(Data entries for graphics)
▽

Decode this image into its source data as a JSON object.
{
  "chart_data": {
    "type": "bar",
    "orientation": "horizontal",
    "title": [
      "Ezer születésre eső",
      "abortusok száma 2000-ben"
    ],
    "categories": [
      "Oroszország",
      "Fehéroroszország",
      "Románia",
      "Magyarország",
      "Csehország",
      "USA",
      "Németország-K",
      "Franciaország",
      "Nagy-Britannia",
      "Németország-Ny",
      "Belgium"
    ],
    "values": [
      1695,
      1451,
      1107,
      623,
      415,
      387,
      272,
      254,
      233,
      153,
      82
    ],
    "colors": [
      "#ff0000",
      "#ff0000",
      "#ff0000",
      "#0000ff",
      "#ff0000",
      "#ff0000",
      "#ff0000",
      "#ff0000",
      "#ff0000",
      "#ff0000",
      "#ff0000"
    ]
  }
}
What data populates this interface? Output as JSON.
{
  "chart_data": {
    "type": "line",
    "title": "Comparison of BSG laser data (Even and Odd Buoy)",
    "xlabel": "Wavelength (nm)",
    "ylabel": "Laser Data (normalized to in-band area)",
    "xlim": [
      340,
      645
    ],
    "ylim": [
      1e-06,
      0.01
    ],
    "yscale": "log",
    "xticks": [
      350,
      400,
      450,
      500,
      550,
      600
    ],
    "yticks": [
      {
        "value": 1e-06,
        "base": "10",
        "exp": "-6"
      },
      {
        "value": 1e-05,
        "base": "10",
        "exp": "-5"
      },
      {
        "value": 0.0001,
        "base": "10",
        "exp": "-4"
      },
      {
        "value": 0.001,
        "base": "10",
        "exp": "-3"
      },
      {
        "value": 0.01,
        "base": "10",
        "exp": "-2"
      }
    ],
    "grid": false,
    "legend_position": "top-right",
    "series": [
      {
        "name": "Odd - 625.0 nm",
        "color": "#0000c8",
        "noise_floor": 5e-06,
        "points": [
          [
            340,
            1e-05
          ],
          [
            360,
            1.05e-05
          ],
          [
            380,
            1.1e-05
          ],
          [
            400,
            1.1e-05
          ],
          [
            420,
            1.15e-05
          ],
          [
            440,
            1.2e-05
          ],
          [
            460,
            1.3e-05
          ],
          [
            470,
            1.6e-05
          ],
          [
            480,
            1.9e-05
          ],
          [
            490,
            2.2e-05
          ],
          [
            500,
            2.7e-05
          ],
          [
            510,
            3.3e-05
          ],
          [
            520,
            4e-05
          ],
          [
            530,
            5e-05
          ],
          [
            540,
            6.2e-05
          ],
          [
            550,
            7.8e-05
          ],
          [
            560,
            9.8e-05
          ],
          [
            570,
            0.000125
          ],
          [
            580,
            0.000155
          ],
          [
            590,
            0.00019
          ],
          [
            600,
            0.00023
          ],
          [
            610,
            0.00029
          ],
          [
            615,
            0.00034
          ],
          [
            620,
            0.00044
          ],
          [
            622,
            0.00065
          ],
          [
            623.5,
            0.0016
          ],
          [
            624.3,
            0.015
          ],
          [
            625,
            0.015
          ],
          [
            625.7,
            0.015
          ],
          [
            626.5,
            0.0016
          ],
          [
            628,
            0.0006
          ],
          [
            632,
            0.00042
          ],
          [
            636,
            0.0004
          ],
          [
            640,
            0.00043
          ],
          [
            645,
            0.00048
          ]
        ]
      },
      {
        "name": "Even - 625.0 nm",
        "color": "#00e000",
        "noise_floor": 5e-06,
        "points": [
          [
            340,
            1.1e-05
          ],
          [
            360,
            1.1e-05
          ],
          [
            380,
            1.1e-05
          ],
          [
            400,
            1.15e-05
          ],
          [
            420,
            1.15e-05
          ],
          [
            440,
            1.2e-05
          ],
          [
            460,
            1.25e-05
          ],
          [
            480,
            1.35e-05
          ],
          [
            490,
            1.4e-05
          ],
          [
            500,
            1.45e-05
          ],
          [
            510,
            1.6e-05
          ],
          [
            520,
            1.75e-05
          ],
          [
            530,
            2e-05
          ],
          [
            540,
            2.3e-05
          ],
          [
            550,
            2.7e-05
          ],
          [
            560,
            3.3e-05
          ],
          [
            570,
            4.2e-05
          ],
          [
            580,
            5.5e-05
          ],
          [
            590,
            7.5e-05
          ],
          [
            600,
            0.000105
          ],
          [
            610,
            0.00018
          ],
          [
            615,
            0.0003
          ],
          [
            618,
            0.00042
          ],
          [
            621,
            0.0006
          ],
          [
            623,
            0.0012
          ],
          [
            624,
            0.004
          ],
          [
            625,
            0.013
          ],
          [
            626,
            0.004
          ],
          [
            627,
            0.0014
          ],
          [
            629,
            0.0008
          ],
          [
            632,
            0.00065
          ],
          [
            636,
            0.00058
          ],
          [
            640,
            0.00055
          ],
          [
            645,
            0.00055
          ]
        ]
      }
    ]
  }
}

△

## Objective
Write out the records shown above, exactly as they appear.

## Output of the exercise
Decode this image into its source data as a JSON object.
{
  "chart_data": {
    "type": "bar",
    "orientation": "horizontal",
    "title": [
      "Ezer születésre eső",
      "abortusok száma 2000-ben"
    ],
    "categories": [
      "Oroszország",
      "Fehéroroszország",
      "Románia",
      "Magyarország",
      "Csehország",
      "USA",
      "Németország-K",
      "Franciaország",
      "Nagy-Britannia",
      "Németország-Ny",
      "Belgium"
    ],
    "values": [
      1695,
      1451,
      1107,
      623,
      415,
      387,
      272,
      254,
      233,
      153,
      82
    ],
    "colors": [
      "#ff0000",
      "#ff0000",
      "#ff0000",
      "#0000ff",
      "#ff0000",
      "#ff0000",
      "#ff0000",
      "#ff0000",
      "#ff0000",
      "#ff0000",
      "#ff0000"
    ]
  }
}
What data populates this interface? Output as JSON.
{
  "chart_data": {
    "type": "line",
    "title": "Comparison of BSG laser data (Even and Odd Buoy)",
    "xlabel": "Wavelength (nm)",
    "ylabel": "Laser Data (normalized to in-band area)",
    "xlim": [
      340,
      645
    ],
    "ylim": [
      1e-06,
      0.01
    ],
    "yscale": "log",
    "xticks": [
      350,
      400,
      450,
      500,
      550,
      600
    ],
    "yticks": [
      {
        "value": 1e-06,
        "base": "10",
        "exp": "-6"
      },
      {
        "value": 1e-05,
        "base": "10",
        "exp": "-5"
      },
      {
        "value": 0.0001,
        "base": "10",
        "exp": "-4"
      },
      {
        "value": 0.001,
        "base": "10",
        "exp": "-3"
      },
      {
        "value": 0.01,
        "base": "10",
        "exp": "-2"
      }
    ],
    "grid": false,
    "legend_position": "top-right",
    "series": [
      {
        "name": "Odd - 625.0 nm",
        "color": "#0000c8",
        "noise_floor": 5e-06,
        "points": [
          [
            340,
            1e-05
          ],
          [
            360,
            1.05e-05
          ],
          [
            380,
            1.1e-05
          ],
          [
            400,
            1.1e-05
          ],
          [
            420,
            1.15e-05
          ],
          [
            440,
            1.2e-05
          ],
          [
            460,
            1.3e-05
          ],
          [
            470,
            1.6e-05
          ],
          [
            480,
            1.9e-05
          ],
          [
            490,
            2.2e-05
          ],
          [
            500,
            2.7e-05
          ],
          [
            510,
            3.3e-05
          ],
          [
            520,
            4e-05
          ],
          [
            530,
            5e-05
          ],
          [
            540,
            6.2e-05
          ],
          [
            550,
            7.8e-05
          ],
          [
            560,
            9.8e-05
          ],
          [
            570,
            0.000125
          ],
          [
            580,
            0.000155
          ],
          [
            590,
            0.00019
          ],
          [
            600,
            0.00023
          ],
          [
            610,
            0.00029
          ],
          [
            615,
            0.00034
          ],
          [
            620,
            0.00044
          ],
          [
            622,
            0.00065
          ],
          [
            623.5,
            0.0016
          ],
          [
            624.3,
            0.015
          ],
          [
            625,
            0.015
          ],
          [
            625.7,
            0.015
          ],
          [
            626.5,
            0.0016
          ],
          [
            628,
            0.0006
          ],
          [
            632,
            0.00042
          ],
          [
            636,
            0.0004
          ],
          [
            640,
            0.00043
          ],
          [
            645,
            0.00048
          ]
        ]
      },
      {
        "name": "Even - 625.0 nm",
        "color": "#00e000",
        "noise_floor": 5e-06,
        "points": [
          [
            340,
            1.1e-05
          ],
          [
            360,
            1.1e-05
          ],
          [
            380,
            1.1e-05
          ],
          [
            400,
            1.15e-05
          ],
          [
            420,
            1.15e-05
          ],
          [
            440,
            1.2e-05
          ],
          [
            460,
            1.25e-05
          ],
          [
            480,
            1.35e-05
          ],
          [
            490,
            1.4e-05
          ],
          [
            500,
            1.45e-05
          ],
          [
            510,
            1.6e-05
          ],
          [
            520,
            1.75e-05
          ],
          [
            530,
            2e-05
          ],
          [
            540,
            2.3e-05
          ],
          [
            550,
            2.7e-05
          ],
          [
            560,
            3.3e-05
          ],
          [
            570,
            4.2e-05
          ],
          [
            580,
            5.5e-05
          ],
          [
            590,
            7.5e-05
          ],
          [
            600,
            0.000105
          ],
          [
            610,
            0.00018
          ],
          [
            615,
            0.0003
          ],
          [
            618,
            0.00042
          ],
          [
            621,
            0.0006
          ],
          [
            623,
            0.0012
          ],
          [
            624,
            0.004
          ],
          [
            625,
            0.013
          ],
          [
            626,
            0.004
          ],
          [
            627,
            0.0014
          ],
          [
            629,
            0.0008
          ],
          [
            632,
            0.00065
          ],
          [
            636,
            0.00058
          ],
          [
            640,
            0.00055
          ],
          [
            645,
            0.00055
          ]
        ]
      }
    ]
  }
}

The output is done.